## Task to carry out
Write out each line in which the string "MODIS" is present.

— START OF Material —

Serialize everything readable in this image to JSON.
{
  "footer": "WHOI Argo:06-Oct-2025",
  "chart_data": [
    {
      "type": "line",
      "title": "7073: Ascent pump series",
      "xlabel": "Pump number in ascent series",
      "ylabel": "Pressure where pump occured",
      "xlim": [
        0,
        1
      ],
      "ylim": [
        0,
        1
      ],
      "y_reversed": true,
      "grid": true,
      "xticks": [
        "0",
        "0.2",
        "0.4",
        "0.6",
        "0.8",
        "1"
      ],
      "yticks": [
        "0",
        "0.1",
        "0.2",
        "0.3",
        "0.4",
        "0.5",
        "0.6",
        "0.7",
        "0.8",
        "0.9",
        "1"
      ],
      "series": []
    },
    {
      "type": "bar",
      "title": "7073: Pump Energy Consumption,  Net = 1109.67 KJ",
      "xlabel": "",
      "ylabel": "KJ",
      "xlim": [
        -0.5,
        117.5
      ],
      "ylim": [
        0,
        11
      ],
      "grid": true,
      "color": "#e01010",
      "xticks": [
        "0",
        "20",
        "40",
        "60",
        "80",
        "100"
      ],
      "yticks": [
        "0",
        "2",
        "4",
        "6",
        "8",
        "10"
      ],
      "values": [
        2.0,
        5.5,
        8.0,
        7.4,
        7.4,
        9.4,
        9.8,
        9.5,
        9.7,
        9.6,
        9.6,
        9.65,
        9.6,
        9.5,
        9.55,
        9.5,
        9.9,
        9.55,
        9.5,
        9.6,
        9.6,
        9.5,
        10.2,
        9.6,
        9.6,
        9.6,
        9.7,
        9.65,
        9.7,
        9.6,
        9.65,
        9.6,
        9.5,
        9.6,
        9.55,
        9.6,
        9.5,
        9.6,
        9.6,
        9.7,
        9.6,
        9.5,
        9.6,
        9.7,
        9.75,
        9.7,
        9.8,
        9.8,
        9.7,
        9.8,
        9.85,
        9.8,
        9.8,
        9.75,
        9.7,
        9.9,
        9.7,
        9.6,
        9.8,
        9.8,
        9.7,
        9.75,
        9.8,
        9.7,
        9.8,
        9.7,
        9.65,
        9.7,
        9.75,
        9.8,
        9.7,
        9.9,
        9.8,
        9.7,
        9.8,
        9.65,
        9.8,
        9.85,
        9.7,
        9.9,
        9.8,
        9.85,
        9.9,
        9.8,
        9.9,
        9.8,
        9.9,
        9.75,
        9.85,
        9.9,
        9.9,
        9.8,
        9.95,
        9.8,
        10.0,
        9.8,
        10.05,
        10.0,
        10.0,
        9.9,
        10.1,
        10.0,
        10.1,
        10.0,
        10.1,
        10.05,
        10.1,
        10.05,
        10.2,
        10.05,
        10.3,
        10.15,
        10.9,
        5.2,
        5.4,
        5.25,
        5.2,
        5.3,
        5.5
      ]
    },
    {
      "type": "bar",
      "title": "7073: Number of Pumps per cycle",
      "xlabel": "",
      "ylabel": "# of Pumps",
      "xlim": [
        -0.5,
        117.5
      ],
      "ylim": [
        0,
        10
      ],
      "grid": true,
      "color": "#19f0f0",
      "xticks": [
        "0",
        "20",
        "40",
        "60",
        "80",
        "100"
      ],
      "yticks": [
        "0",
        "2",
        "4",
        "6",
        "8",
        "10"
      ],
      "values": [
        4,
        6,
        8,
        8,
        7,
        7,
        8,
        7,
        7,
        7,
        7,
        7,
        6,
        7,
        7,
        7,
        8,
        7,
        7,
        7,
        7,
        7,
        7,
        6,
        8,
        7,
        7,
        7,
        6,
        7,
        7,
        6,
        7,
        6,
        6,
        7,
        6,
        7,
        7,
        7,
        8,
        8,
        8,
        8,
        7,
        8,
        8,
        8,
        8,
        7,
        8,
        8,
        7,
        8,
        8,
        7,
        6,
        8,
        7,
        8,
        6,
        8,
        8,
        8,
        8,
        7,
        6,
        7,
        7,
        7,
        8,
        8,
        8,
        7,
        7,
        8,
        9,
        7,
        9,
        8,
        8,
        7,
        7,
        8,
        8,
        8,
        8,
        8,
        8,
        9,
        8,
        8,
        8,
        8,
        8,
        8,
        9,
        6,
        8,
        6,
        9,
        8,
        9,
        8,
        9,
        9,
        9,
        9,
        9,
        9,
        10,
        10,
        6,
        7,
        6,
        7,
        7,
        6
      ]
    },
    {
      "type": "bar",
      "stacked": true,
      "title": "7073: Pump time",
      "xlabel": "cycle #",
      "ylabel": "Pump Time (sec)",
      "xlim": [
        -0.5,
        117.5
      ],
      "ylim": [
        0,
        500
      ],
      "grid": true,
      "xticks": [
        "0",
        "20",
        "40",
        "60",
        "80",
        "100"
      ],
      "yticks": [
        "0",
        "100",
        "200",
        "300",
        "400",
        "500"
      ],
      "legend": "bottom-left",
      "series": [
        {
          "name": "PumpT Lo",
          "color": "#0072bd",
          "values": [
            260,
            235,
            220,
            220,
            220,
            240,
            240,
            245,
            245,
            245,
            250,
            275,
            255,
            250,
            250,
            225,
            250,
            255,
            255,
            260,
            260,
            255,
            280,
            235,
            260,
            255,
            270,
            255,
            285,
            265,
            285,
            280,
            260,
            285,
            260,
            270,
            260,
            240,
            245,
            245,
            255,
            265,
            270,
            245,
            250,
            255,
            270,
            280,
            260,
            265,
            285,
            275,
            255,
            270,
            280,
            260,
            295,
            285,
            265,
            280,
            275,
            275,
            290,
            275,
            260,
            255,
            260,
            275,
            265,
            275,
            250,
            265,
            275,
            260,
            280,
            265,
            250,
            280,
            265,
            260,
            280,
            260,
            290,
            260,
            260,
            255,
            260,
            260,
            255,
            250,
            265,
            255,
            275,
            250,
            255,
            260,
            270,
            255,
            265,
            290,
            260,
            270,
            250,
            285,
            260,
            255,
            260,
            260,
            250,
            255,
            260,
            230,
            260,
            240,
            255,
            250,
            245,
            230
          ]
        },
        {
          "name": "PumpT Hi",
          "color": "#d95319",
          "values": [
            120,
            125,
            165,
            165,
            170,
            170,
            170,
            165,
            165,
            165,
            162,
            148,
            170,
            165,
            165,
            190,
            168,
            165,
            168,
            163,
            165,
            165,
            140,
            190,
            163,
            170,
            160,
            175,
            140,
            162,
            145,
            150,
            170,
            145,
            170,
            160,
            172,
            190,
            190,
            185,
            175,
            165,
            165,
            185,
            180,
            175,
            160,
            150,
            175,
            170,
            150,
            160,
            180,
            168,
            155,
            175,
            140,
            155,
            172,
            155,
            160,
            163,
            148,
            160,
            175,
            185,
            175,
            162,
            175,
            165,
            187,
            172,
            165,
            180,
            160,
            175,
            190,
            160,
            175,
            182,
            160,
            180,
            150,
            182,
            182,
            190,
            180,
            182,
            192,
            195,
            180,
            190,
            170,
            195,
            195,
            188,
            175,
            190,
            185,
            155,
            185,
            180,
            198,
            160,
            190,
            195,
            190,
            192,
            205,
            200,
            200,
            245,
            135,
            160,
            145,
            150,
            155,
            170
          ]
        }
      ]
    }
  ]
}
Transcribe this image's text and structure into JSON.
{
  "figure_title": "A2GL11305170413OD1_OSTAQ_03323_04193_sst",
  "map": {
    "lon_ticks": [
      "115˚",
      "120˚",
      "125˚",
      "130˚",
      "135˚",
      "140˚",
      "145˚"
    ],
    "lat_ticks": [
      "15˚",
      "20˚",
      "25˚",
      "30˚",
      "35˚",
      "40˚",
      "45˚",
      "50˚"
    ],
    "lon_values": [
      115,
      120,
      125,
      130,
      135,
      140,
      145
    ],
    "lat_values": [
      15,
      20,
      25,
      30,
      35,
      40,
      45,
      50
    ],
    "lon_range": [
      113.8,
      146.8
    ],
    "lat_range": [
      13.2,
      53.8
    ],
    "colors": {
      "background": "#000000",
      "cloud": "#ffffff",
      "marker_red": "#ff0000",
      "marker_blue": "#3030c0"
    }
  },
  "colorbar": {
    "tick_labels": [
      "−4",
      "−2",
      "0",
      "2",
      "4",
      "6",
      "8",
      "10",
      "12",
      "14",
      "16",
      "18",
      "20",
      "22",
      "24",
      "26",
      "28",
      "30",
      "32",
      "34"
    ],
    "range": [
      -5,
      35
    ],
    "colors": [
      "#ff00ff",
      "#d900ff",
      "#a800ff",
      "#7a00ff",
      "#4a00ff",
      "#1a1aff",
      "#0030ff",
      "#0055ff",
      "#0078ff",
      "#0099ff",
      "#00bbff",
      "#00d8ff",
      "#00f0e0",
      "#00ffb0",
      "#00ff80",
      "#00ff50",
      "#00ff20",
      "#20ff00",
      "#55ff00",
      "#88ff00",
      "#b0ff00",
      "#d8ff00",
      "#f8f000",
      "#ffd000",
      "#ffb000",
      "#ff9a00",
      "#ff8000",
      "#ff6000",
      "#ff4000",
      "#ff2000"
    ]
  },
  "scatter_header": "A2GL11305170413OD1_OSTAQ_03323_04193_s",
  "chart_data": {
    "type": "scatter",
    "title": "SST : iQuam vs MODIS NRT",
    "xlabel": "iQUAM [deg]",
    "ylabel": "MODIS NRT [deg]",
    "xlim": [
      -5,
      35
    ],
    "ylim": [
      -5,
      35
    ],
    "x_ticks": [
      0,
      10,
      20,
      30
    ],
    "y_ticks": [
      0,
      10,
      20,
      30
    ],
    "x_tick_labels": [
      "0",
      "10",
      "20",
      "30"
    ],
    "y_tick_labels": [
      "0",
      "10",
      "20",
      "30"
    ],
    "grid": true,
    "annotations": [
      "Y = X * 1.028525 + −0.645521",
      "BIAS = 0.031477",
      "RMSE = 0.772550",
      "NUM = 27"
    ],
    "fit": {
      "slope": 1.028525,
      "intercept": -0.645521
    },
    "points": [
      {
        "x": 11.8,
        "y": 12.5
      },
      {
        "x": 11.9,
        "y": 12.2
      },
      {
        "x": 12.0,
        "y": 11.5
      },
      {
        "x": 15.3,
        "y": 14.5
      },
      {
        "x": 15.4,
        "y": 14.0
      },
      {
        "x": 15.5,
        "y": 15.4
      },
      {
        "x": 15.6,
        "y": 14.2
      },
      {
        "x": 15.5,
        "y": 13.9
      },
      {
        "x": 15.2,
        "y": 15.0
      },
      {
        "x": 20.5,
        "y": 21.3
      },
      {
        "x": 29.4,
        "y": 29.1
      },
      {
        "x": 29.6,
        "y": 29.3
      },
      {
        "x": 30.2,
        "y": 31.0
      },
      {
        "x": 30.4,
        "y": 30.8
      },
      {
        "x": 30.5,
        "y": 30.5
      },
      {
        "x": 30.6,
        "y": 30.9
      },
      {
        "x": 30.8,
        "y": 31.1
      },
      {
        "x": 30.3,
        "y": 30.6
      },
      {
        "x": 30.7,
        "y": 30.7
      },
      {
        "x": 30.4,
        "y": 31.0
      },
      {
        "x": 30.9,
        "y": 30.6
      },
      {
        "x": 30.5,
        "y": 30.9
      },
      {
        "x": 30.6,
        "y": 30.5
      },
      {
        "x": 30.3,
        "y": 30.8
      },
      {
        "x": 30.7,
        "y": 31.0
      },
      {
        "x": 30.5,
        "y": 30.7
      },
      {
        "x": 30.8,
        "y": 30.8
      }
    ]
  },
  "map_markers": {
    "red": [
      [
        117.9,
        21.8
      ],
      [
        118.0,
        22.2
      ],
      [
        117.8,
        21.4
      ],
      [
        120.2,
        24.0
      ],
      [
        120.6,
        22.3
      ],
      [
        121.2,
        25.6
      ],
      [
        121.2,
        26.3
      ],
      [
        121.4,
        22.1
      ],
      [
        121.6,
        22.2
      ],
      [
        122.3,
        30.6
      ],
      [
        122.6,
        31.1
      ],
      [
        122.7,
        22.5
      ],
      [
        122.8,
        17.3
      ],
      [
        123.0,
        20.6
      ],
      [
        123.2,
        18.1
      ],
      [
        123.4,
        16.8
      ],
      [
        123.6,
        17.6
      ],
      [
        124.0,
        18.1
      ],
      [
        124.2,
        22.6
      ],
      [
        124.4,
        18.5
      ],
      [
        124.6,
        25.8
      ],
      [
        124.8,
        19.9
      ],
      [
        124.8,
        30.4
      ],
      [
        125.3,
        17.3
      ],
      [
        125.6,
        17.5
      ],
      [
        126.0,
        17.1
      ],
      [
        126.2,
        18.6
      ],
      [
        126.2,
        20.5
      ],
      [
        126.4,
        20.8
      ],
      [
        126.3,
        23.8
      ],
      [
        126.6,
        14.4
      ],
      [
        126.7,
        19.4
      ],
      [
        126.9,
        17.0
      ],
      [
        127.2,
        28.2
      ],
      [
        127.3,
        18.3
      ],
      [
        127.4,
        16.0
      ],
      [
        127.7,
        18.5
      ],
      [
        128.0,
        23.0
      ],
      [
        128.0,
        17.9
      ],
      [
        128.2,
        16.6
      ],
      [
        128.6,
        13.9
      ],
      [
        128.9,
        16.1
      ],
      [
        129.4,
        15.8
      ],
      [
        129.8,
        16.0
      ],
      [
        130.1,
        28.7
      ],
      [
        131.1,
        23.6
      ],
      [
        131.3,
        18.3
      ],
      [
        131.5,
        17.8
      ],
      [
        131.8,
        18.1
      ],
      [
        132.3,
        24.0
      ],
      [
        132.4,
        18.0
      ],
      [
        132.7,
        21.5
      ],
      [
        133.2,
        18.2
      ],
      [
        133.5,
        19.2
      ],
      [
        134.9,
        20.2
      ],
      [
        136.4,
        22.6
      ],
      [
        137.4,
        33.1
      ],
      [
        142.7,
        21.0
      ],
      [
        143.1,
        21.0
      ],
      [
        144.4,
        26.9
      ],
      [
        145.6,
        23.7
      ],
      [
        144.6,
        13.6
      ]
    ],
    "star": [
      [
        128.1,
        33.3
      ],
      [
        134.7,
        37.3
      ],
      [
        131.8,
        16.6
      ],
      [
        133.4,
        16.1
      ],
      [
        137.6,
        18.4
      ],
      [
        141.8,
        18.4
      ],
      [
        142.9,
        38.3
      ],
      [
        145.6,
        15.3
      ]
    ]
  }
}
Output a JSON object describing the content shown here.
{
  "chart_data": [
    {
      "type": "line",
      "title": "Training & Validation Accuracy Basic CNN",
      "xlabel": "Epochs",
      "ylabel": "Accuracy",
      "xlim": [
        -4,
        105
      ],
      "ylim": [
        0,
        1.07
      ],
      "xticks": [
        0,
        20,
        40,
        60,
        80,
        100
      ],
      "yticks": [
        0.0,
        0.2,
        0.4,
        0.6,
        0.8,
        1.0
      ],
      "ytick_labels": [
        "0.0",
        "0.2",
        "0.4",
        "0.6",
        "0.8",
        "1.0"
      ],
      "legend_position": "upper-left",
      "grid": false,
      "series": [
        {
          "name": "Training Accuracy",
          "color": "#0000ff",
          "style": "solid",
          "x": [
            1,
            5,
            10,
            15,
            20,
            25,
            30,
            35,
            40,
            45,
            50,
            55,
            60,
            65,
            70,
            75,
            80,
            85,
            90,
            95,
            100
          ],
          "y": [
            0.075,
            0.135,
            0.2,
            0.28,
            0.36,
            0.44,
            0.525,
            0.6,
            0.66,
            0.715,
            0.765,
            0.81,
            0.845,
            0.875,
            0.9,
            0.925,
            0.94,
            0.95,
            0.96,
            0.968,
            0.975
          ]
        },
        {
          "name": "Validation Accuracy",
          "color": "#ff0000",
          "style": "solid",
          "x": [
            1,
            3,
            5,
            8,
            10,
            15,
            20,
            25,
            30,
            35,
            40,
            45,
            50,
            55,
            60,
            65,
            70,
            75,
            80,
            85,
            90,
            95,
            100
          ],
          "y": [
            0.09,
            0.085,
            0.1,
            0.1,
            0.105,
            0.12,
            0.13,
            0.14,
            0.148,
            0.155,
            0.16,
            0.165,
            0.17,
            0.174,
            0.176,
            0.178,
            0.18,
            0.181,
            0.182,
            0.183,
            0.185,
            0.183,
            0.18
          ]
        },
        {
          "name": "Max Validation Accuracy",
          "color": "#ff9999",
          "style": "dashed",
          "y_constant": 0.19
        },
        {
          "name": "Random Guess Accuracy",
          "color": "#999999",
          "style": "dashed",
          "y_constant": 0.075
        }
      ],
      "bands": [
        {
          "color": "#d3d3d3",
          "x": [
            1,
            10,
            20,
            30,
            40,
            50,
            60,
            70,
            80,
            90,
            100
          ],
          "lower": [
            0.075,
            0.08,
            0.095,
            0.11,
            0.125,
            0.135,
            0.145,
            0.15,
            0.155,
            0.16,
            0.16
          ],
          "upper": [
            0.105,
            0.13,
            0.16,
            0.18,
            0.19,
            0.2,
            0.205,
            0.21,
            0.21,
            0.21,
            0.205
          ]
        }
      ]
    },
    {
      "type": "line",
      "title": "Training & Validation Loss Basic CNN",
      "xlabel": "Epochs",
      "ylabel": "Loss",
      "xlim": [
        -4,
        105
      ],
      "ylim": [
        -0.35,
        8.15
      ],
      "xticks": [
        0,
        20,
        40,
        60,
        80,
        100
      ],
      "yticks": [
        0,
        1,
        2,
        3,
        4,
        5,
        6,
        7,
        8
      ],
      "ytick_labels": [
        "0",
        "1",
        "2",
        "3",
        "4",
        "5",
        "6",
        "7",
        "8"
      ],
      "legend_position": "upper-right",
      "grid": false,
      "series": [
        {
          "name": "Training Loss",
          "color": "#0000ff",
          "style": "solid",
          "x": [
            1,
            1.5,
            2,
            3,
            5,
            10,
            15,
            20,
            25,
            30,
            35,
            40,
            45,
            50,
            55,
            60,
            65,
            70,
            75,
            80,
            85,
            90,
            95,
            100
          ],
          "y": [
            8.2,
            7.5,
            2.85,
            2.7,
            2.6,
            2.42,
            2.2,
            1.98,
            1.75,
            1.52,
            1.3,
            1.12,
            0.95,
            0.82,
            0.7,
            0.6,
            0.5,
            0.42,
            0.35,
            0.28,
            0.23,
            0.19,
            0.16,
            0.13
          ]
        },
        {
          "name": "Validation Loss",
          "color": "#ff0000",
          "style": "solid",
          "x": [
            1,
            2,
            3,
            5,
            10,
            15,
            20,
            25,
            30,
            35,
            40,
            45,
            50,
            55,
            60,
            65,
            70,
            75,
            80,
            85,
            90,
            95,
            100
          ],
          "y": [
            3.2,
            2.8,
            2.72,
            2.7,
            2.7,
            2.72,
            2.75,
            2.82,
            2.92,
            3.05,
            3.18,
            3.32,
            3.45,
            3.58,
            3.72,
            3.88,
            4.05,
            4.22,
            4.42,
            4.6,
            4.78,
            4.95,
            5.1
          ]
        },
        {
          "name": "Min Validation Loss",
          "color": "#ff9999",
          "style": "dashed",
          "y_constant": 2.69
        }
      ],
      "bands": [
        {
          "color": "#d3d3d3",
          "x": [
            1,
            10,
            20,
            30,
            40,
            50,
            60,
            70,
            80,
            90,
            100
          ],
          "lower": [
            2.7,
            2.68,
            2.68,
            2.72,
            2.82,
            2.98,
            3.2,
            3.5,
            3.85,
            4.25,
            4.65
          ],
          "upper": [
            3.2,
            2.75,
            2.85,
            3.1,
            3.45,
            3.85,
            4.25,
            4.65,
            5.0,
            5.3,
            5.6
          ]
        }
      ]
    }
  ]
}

— END OF Material —

## Expected answer
    "title": "SST : iQuam vs MODIS NRT",
    "ylabel": "MODIS NRT [deg]",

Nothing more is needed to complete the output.